Collected data:
'''
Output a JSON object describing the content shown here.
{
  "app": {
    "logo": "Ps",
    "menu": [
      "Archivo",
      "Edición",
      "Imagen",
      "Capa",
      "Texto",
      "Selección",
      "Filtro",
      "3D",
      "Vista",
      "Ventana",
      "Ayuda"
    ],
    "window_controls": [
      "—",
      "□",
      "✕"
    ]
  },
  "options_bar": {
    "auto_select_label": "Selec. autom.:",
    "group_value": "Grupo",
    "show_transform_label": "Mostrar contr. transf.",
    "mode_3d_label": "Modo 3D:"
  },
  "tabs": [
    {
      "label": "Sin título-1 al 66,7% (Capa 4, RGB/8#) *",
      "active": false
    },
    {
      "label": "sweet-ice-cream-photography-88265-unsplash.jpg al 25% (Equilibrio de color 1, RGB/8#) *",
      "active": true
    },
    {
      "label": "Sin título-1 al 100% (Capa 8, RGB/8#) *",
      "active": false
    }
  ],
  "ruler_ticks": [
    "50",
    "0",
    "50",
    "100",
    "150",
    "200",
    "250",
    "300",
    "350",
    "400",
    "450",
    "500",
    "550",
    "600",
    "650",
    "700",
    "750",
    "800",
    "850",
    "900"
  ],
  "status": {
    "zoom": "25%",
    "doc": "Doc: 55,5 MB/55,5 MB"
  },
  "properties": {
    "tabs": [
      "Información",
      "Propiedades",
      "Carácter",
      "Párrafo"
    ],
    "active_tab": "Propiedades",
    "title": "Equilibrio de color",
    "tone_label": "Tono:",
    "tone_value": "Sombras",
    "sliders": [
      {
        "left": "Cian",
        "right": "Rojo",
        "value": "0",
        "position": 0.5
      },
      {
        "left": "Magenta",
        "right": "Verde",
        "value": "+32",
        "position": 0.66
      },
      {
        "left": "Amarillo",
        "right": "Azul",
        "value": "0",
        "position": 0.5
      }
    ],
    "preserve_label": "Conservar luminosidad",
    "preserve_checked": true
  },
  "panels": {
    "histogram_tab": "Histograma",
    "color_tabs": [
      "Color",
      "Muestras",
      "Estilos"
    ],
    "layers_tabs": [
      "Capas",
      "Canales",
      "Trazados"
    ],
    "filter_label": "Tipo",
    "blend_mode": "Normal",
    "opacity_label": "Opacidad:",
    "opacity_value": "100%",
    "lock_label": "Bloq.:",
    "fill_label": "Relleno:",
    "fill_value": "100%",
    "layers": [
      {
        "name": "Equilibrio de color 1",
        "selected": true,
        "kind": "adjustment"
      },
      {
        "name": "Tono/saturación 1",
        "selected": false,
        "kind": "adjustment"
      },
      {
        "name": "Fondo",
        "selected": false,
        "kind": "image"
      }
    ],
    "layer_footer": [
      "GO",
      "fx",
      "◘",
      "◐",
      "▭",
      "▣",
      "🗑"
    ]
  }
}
'''
WRITTEN REQUEST
Extract the entries above verbatim.

PROBLEM SOLUTION
Output a JSON object describing the content shown here.
{
  "app": {
    "logo": "Ps",
    "menu": [
      "Archivo",
      "Edición",
      "Imagen",
      "Capa",
      "Texto",
      "Selección",
      "Filtro",
      "3D",
      "Vista",
      "Ventana",
      "Ayuda"
    ],
    "window_controls": [
      "—",
      "□",
      "✕"
    ]
  },
  "options_bar": {
    "auto_select_label": "Selec. autom.:",
    "group_value": "Grupo",
    "show_transform_label": "Mostrar contr. transf.",
    "mode_3d_label": "Modo 3D:"
  },
  "tabs": [
    {
      "label": "Sin título-1 al 66,7% (Capa 4, RGB/8#) *",
      "active": false
    },
    {
      "label": "sweet-ice-cream-photography-88265-unsplash.jpg al 25% (Equilibrio de color 1, RGB/8#) *",
      "active": true
    },
    {
      "label": "Sin título-1 al 100% (Capa 8, RGB/8#) *",
      "active": false
    }
  ],
  "ruler_ticks": [
    "50",
    "0",
    "50",
    "100",
    "150",
    "200",
    "250",
    "300",
    "350",
    "400",
    "450",
    "500",
    "550",
    "600",
    "650",
    "700",
    "750",
    "800",
    "850",
    "900"
  ],
  "status": {
    "zoom": "25%",
    "doc": "Doc: 55,5 MB/55,5 MB"
  },
  "properties": {
    "tabs": [
      "Información",
      "Propiedades",
      "Carácter",
      "Párrafo"
    ],
    "active_tab": "Propiedades",
    "title": "Equilibrio de color",
    "tone_label": "Tono:",
    "tone_value": "Sombras",
    "sliders": [
      {
        "left": "Cian",
        "right": "Rojo",
        "value": "0",
        "position": 0.5
      },
      {
        "left": "Magenta",
        "right": "Verde",
        "value": "+32",
        "position": 0.66
      },
      {
        "left": "Amarillo",
        "right": "Azul",
        "value": "0",
        "position": 0.5
      }
    ],
    "preserve_label": "Conservar luminosidad",
    "preserve_checked": true
  },
  "panels": {
    "histogram_tab": "Histograma",
    "color_tabs": [
      "Color",
      "Muestras",
      "Estilos"
    ],
    "layers_tabs": [
      "Capas",
      "Canales",
      "Trazados"
    ],
    "filter_label": "Tipo",
    "blend_mode": "Normal",
    "opacity_label": "Opacidad:",
    "opacity_value": "100%",
    "lock_label": "Bloq.:",
    "fill_label": "Relleno:",
    "fill_value": "100%",
    "layers": [
      {
        "name": "Equilibrio de color 1",
        "selected": true,
        "kind": "adjustment"
      },
      {
        "name": "Tono/saturación 1",
        "selected": false,
        "kind": "adjustment"
      },
      {
        "name": "Fondo",
        "selected": false,
        "kind": "image"
      }
    ],
    "layer_footer": [
      "GO",
      "fx",
      "◘",
      "◐",
      "▭",
      "▣",
      "🗑"
    ]
  }
}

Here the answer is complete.